▶ Requirements:
Copy every line of the data in which the word "настоящего" occurs.
>> Start
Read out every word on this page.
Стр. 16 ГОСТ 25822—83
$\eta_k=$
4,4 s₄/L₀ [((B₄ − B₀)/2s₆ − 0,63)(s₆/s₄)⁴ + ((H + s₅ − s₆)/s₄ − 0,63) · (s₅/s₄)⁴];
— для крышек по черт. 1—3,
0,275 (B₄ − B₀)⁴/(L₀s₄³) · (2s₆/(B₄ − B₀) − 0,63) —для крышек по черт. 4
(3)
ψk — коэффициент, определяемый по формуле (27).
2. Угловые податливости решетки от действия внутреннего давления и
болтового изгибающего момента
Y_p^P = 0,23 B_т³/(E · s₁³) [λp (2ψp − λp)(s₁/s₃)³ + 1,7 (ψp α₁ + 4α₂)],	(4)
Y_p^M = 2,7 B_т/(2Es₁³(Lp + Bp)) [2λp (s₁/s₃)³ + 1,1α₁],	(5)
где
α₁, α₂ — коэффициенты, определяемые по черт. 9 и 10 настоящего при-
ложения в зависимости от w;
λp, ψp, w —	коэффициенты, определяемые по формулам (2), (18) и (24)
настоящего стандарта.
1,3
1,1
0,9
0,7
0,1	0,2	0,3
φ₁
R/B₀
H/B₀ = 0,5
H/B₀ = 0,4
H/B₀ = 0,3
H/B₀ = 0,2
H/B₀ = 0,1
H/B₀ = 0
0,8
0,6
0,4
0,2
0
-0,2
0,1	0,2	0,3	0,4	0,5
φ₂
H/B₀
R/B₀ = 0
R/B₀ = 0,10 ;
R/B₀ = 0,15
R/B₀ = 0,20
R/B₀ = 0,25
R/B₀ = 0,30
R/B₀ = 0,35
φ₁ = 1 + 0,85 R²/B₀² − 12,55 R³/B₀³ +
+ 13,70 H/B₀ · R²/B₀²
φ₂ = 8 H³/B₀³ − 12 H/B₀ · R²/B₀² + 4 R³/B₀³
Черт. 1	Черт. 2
>> End
▶ Output below:
α₁, α₂ — коэффициенты, определяемые по черт. 9 и 10 настоящего при-
настоящего стандарта.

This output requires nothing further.